**Selected passage**.
Katie used to think that having a baby meant giving up your social life. Sophie has since changed her mind.
(From left) Erin, Quinn, Sophie (in the coat!) and Katie, on the beach. Vancouver Island, February 2012.
Over the past year, I’ve heard the following comment (or a variation of) at least a dozen times: “We want to have kids, but we’re not willing to give up our social lives yet. And we really like to travel.
Travelling with a baby seems too hard.” I’d probably even said something similar myself, before that second line showed up on the stick almost two years ago now.
But over the course of the nine months as Soph grew in my belly, something happened. It started on my trip to Ireland, I think, when I was 18 weeks pregnant. I lived in the Emerald Isle in 2004, to study Anglo-Irish literature at a university just outside of Dublin, and returned in 2011 for a good friend’s wedding. It was there — in a magical land so very close to my heart — that I felt Soph move for the first time. And I remember thinking, “I want to show you this place, baby. I want you to see the place that makes your mama feel whole.” At first I calculated how long it would have to be until I could reasonably put this little person on an airplane. But then I realized that there aren’t any rules when it comes to showing your children the world. Whether she remembers or not, any family trip is special — and it’s a memory for her dad and me.
This thinking prompted Soph’s first trip — to visit our best friends, Scott and Erin, on Vancouver Island last February. We snuggled a three-month-old Sophie into the Moby wrap for both flights, back and forth across the country. Now we’re planning a trip to California, to meet our West Coast besties again, and while the logistics change now that she can’t just travel strapped to the front of me, I know we’ll make it work.

**Source data**.
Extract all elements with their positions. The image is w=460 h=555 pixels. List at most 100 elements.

**Tasks and exercises**.
1. From the post about traveling with a baby, return the passage starting at "But over the" and ending at "dad and me.".
2. In the post about traveling with a baby, why does the writer conclude that there are no rules about when to show a child the world? Answer in one to three sentences.
3. Continue the post about traveling with a baby from the point where it stops.

**Exercise answers**.
1.
But over the course of the nine months as Soph grew in my belly, something happened. It started on my trip to Ireland, I think, when I was 18 weeks pregnant. I lived in the Emerald Isle in 2004, to study Anglo-Irish literature at a university just outside of Dublin, and returned in 2011 for a good friend’s wedding. It was there — in a magical land so very close to my heart — that I felt Soph move for the first time. And I remember thinking, “I want to show you this place, baby. I want you to see the place that makes your mama feel whole.” At first I calculated how long it would have to be until I could reasonably put this little person on an airplane. But then I realized that there aren’t any rules when it comes to showing your children the world. Whether she remembers or not, any family trip is special — and it’s a memory for her dad and me.

2. The writer concludes that any family trip is special, whether or not the child remembers it. The trip also becomes a memory for the parents.

3.
The same goes for adventures not so far from home. We take Soph to restaurants, to museums and to art galleries. We took her to the cottage this summer, and we’ve made three trips to Elliot Lake to visit Blaine’s grandparents in the past year. There have certainly been rough moments — like when she cried for the entire eight hours it took us to drive to Elliot Lake the first time — and we leave dinner shrapnel in our wake when we walk away from a restaurant table, but I hope that exposing her to lots of different experiences will help her to acclimatize to new situations more easily. Maybe this is crackpot thinking, and that we just haven’t hit the terrible twos yet, but it makes sense to me. Our friends are great with having Soph along for double dates, and they’ll even endure an earlier dinner, followed by dessert and drinks at our house, so that Soph can go to bed on time; it’s just the way we have to do things now. I’m not saying that things don’t change — of course they do — but I don’t think you have to sacrifice friendships or certain outings because you have a baby in tow.
Maybe my outlook on this will change if we’re blessed with more kids. Maybe carting a toddler and a baby to a restaurant will seem completely insane. But for now, I love watching Sophie munch on pancakes at breakfast or laugh at the dinosaurs at the Royal Ontario Museum. We could stay home, sure. But what fun is that?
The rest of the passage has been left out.